> **Given problem**:
Reproduce the listing verbatim.

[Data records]
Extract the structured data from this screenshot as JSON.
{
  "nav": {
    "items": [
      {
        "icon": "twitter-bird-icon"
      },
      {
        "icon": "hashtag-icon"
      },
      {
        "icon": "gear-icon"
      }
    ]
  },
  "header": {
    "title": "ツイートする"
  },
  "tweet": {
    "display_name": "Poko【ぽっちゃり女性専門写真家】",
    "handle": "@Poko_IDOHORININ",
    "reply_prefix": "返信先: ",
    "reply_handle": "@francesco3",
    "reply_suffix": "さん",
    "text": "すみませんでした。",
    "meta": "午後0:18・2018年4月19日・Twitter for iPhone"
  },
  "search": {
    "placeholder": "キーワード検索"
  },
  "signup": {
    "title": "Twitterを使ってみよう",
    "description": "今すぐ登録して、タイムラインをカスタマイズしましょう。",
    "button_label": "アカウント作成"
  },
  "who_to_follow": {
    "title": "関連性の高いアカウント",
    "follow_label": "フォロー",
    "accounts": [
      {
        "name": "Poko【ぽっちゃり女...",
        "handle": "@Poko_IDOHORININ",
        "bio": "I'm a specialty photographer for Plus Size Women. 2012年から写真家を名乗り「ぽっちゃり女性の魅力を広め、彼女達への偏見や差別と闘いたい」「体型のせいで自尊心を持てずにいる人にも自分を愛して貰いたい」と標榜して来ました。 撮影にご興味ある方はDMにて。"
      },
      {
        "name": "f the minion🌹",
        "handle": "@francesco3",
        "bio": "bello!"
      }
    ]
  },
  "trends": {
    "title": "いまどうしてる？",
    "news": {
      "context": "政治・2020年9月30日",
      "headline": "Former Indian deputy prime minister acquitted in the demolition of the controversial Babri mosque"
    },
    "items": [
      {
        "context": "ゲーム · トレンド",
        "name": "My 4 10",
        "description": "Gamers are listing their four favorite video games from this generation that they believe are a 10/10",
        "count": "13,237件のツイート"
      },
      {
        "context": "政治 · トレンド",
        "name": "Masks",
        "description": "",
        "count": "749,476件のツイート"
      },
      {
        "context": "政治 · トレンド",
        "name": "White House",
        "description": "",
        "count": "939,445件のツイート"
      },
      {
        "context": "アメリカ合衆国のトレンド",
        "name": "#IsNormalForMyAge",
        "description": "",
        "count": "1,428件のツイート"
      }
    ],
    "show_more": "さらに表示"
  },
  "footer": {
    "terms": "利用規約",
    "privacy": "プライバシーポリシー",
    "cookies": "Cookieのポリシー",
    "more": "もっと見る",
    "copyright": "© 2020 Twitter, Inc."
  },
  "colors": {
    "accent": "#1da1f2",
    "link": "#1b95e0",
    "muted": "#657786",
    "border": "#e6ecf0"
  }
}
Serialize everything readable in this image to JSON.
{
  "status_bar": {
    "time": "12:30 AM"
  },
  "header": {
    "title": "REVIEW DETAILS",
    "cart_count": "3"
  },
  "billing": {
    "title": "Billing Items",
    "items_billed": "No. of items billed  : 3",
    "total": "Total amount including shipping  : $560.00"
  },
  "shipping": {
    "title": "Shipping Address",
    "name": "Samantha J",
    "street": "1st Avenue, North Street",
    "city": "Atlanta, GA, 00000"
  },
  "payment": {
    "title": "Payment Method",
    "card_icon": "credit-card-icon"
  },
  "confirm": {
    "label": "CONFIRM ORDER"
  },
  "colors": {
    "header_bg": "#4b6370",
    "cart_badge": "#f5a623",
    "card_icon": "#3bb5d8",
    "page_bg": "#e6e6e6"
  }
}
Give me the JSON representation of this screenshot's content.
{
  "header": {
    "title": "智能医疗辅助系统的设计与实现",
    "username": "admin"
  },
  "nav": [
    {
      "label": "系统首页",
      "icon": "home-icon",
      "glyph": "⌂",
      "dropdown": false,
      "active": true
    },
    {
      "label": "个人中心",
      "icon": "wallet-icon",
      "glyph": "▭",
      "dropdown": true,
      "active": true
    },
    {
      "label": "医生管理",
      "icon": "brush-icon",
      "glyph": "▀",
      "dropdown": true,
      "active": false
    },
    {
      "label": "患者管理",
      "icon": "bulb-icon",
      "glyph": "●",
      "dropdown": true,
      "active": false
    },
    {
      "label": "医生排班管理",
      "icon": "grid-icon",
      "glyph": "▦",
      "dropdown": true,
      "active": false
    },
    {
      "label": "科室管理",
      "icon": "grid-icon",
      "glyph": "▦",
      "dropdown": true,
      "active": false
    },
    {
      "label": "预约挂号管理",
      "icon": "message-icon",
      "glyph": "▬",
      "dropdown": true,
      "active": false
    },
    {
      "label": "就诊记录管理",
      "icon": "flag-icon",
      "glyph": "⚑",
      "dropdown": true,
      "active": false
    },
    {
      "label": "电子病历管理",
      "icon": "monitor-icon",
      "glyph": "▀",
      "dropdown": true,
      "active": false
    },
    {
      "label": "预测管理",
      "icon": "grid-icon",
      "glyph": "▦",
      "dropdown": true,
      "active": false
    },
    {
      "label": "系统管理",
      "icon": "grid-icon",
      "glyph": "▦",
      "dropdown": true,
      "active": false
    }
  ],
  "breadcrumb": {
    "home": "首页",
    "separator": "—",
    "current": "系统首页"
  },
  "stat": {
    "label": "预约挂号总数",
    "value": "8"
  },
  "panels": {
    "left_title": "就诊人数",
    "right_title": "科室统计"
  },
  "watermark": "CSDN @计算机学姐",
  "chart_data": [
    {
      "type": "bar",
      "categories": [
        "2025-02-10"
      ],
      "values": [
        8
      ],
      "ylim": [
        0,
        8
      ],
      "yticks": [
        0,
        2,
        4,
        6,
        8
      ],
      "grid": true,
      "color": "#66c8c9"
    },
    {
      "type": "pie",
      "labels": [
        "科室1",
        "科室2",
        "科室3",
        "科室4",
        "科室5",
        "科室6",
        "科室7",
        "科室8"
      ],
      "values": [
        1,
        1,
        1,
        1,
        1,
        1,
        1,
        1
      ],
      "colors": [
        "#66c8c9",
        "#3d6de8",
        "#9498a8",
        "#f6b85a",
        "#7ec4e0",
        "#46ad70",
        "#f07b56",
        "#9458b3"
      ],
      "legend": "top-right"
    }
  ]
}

> **Full answer**:
Extract the structured data from this screenshot as JSON.
{
  "nav": {
    "items": [
      {
        "icon": "twitter-bird-icon"
      },
      {
        "icon": "hashtag-icon"
      },
      {
        "icon": "gear-icon"
      }
    ]
  },
  "header": {
    "title": "ツイートする"
  },
  "tweet": {
    "display_name": "Poko【ぽっちゃり女性専門写真家】",
    "handle": "@Poko_IDOHORININ",
    "reply_prefix": "返信先: ",
    "reply_handle": "@francesco3",
    "reply_suffix": "さん",
    "text": "すみませんでした。",
    "meta": "午後0:18・2018年4月19日・Twitter for iPhone"
  },
  "search": {
    "placeholder": "キーワード検索"
  },
  "signup": {
    "title": "Twitterを使ってみよう",
    "description": "今すぐ登録して、タイムラインをカスタマイズしましょう。",
    "button_label": "アカウント作成"
  },
  "who_to_follow": {
    "title": "関連性の高いアカウント",
    "follow_label": "フォロー",
    "accounts": [
      {
        "name": "Poko【ぽっちゃり女...",
        "handle": "@Poko_IDOHORININ",
        "bio": "I'm a specialty photographer for Plus Size Women. 2012年から写真家を名乗り「ぽっちゃり女性の魅力を広め、彼女達への偏見や差別と闘いたい」「体型のせいで自尊心を持てずにいる人にも自分を愛して貰いたい」と標榜して来ました。 撮影にご興味ある方はDMにて。"
      },
      {
        "name": "f the minion🌹",
        "handle": "@francesco3",
        "bio": "bello!"
      }
    ]
  },
  "trends": {
    "title": "いまどうしてる？",
    "news": {
      "context": "政治・2020年9月30日",
      "headline": "Former Indian deputy prime minister acquitted in the demolition of the controversial Babri mosque"
    },
    "items": [
      {
        "context": "ゲーム · トレンド",
        "name": "My 4 10",
        "description": "Gamers are listing their four favorite video games from this generation that they believe are a 10/10",
        "count": "13,237件のツイート"
      },
      {
        "context": "政治 · トレンド",
        "name": "Masks",
        "description": "",
        "count": "749,476件のツイート"
      },
      {
        "context": "政治 · トレンド",
        "name": "White House",
        "description": "",
        "count": "939,445件のツイート"
      },
      {
        "context": "アメリカ合衆国のトレンド",
        "name": "#IsNormalForMyAge",
        "description": "",
        "count": "1,428件のツイート"
      }
    ],
    "show_more": "さらに表示"
  },
  "footer": {
    "terms": "利用規約",
    "privacy": "プライバシーポリシー",
    "cookies": "Cookieのポリシー",
    "more": "もっと見る",
    "copyright": "© 2020 Twitter, Inc."
  },
  "colors": {
    "accent": "#1da1f2",
    "link": "#1b95e0",
    "muted": "#657786",
    "border": "#e6ecf0"
  }
}
Serialize everything readable in this image to JSON.
{
  "status_bar": {
    "time": "12:30 AM"
  },
  "header": {
    "title": "REVIEW DETAILS",
    "cart_count": "3"
  },
  "billing": {
    "title": "Billing Items",
    "items_billed": "No. of items billed  : 3",
    "total": "Total amount including shipping  : $560.00"
  },
  "shipping": {
    "title": "Shipping Address",
    "name": "Samantha J",
    "street": "1st Avenue, North Street",
    "city": "Atlanta, GA, 00000"
  },
  "payment": {
    "title": "Payment Method",
    "card_icon": "credit-card-icon"
  },
  "confirm": {
    "label": "CONFIRM ORDER"
  },
  "colors": {
    "header_bg": "#4b6370",
    "cart_badge": "#f5a623",
    "card_icon": "#3bb5d8",
    "page_bg": "#e6e6e6"
  }
}
Give me the JSON representation of this screenshot's content.
{
  "header": {
    "title": "智能医疗辅助系统的设计与实现",
    "username": "admin"
  },
  "nav": [
    {
      "label": "系统首页",
      "icon": "home-icon",
      "glyph": "⌂",
      "dropdown": false,
      "active": true
    },
    {
      "label": "个人中心",
      "icon": "wallet-icon",
      "glyph": "▭",
      "dropdown": true,
      "active": true
    },
    {
      "label": "医生管理",
      "icon": "brush-icon",
      "glyph": "▀",
      "dropdown": true,
      "active": false
    },
    {
      "label": "患者管理",
      "icon": "bulb-icon",
      "glyph": "●",
      "dropdown": true,
      "active": false
    },
    {
      "label": "医生排班管理",
      "icon": "grid-icon",
      "glyph": "▦",
      "dropdown": true,
      "active": false
    },
    {
      "label": "科室管理",
      "icon": "grid-icon",
      "glyph": "▦",
      "dropdown": true,
      "active": false
    },
    {
      "label": "预约挂号管理",
      "icon": "message-icon",
      "glyph": "▬",
      "dropdown": true,
      "active": false
    },
    {
      "label": "就诊记录管理",
      "icon": "flag-icon",
      "glyph": "⚑",
      "dropdown": true,
      "active": false
    },
    {
      "label": "电子病历管理",
      "icon": "monitor-icon",
      "glyph": "▀",
      "dropdown": true,
      "active": false
    },
    {
      "label": "预测管理",
      "icon": "grid-icon",
      "glyph": "▦",
      "dropdown": true,
      "active": false
    },
    {
      "label": "系统管理",
      "icon": "grid-icon",
      "glyph": "▦",
      "dropdown": true,
      "active": false
    }
  ],
  "breadcrumb": {
    "home": "首页",
    "separator": "—",
    "current": "系统首页"
  },
  "stat": {
    "label": "预约挂号总数",
    "value": "8"
  },
  "panels": {
    "left_title": "就诊人数",
    "right_title": "科室统计"
  },
  "watermark": "CSDN @计算机学姐",
  "chart_data": [
    {
      "type": "bar",
      "categories": [
        "2025-02-10"
      ],
      "values": [
        8
      ],
      "ylim": [
        0,
        8
      ],
      "yticks": [
        0,
        2,
        4,
        6,
        8
      ],
      "grid": true,
      "color": "#66c8c9"
    },
    {
      "type": "pie",
      "labels": [
        "科室1",
        "科室2",
        "科室3",
        "科室4",
        "科室5",
        "科室6",
        "科室7",
        "科室8"
      ],
      "values": [
        1,
        1,
        1,
        1,
        1,
        1,
        1,
        1
      ],
      "colors": [
        "#66c8c9",
        "#3d6de8",
        "#9498a8",
        "#f6b85a",
        "#7ec4e0",
        "#46ad70",
        "#f07b56",
        "#9458b3"
      ],
      "legend": "top-right"
    }
  ]
}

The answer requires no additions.